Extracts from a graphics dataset
start
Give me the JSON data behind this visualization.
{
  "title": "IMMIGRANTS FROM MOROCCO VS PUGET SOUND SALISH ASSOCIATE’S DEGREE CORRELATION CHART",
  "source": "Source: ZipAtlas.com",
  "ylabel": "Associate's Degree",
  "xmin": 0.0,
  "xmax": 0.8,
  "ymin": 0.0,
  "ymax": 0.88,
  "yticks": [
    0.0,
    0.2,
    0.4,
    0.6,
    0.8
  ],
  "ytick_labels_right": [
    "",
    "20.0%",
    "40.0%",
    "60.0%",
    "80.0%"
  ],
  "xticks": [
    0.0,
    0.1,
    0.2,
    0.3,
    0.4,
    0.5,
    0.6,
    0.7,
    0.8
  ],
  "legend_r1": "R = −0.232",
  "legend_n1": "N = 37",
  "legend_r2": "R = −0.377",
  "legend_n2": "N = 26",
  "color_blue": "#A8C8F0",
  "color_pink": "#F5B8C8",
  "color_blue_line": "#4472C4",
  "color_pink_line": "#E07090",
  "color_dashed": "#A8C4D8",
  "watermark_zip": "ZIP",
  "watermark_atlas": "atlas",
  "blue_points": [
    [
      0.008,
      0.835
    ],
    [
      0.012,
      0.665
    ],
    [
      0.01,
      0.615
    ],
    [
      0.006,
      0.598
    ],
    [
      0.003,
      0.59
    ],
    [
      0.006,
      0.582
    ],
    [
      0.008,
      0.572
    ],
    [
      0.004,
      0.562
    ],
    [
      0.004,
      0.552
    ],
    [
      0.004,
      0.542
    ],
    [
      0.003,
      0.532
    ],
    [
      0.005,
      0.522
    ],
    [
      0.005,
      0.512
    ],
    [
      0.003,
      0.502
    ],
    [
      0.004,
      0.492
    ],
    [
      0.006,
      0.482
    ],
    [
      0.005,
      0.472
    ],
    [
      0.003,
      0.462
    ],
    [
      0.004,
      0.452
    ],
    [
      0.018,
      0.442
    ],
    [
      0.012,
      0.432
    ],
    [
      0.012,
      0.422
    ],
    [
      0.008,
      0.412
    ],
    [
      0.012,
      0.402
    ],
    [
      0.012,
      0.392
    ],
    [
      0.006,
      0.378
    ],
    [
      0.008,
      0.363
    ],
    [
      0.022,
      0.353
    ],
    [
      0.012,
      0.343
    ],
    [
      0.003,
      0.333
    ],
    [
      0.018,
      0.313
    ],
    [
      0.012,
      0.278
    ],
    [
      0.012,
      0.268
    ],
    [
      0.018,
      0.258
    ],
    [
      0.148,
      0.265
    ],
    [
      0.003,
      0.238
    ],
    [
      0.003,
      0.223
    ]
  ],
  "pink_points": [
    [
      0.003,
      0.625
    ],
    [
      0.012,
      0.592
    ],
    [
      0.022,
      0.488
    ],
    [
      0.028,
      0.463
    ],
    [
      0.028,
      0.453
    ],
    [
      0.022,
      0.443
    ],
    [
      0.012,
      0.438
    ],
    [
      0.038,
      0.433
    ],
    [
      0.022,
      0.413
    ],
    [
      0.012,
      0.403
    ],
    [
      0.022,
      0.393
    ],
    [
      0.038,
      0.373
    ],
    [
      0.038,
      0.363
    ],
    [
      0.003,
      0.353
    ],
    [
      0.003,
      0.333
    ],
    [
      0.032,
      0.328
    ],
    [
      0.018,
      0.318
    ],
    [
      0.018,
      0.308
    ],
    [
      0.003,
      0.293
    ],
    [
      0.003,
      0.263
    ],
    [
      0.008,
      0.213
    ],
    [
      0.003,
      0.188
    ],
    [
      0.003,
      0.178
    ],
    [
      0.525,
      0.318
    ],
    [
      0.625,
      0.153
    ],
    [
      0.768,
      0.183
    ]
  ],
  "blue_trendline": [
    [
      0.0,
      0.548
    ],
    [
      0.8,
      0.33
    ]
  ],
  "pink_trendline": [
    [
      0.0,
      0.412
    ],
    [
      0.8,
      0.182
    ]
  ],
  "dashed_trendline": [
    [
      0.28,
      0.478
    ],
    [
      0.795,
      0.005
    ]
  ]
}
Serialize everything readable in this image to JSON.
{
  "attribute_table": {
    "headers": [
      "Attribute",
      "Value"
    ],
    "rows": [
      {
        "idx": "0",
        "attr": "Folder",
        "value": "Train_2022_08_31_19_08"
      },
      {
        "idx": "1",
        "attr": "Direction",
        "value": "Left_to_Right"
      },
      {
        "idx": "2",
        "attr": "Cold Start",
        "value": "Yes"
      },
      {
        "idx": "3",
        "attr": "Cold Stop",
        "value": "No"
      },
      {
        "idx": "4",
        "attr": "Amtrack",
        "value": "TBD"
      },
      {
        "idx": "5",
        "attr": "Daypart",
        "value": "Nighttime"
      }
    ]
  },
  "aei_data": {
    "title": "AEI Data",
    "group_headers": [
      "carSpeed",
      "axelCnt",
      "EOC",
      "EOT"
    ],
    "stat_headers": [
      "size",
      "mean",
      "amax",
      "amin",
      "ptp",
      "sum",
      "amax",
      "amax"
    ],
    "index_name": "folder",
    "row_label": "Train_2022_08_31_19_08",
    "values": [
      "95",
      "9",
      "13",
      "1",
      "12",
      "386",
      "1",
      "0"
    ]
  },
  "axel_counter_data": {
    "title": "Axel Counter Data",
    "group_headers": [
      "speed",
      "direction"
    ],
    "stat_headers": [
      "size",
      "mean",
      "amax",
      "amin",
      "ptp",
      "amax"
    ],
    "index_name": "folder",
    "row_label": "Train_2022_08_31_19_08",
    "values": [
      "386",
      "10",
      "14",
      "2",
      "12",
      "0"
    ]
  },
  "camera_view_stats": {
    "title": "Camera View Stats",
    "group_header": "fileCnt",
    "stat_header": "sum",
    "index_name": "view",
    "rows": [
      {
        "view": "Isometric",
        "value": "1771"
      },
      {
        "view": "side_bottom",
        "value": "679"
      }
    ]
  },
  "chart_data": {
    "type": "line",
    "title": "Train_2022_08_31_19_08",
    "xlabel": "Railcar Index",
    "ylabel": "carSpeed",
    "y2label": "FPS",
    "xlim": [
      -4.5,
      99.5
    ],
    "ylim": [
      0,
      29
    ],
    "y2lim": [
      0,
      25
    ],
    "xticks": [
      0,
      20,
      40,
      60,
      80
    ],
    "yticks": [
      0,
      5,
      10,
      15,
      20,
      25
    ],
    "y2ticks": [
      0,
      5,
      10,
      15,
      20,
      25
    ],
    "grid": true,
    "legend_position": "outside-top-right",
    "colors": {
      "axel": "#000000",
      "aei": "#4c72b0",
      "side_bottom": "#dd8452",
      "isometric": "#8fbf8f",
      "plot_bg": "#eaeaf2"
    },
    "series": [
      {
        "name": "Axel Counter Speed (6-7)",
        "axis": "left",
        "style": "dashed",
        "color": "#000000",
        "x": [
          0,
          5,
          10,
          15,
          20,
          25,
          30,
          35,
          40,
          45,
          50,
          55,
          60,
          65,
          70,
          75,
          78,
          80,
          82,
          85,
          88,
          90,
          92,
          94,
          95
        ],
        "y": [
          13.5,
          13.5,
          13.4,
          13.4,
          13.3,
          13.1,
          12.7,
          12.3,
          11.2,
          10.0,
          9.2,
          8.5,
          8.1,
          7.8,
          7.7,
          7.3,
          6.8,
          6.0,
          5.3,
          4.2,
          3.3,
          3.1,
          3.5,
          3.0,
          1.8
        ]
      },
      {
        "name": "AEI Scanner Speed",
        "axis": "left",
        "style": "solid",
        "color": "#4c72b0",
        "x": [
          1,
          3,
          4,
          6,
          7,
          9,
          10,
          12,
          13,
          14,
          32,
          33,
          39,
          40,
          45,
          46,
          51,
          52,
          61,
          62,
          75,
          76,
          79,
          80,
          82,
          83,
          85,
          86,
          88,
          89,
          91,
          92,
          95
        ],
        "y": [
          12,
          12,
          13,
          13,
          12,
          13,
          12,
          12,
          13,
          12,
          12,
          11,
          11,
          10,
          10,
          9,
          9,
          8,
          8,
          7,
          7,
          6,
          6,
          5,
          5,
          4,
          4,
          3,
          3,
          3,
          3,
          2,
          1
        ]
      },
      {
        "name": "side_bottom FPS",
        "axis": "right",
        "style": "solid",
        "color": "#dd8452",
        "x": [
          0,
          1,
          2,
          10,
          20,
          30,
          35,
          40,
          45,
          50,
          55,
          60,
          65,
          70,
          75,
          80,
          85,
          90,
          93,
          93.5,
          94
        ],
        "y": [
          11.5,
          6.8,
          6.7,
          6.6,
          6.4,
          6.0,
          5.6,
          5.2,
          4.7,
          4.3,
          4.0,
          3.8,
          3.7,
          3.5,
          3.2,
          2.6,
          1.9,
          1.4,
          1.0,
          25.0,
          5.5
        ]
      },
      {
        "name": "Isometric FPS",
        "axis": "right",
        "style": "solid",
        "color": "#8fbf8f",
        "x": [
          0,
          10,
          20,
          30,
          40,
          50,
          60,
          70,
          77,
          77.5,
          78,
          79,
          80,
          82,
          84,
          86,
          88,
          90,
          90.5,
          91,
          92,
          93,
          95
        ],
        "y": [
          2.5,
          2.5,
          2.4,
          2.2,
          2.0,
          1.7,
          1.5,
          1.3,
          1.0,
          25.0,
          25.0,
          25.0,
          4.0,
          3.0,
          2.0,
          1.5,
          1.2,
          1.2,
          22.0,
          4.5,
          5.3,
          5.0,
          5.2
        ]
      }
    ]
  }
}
end
### What is expected
Copy each line that holds the word "ylabel".

### Reply
  "ylabel": "Associate's Degree",
    "ylabel": "carSpeed",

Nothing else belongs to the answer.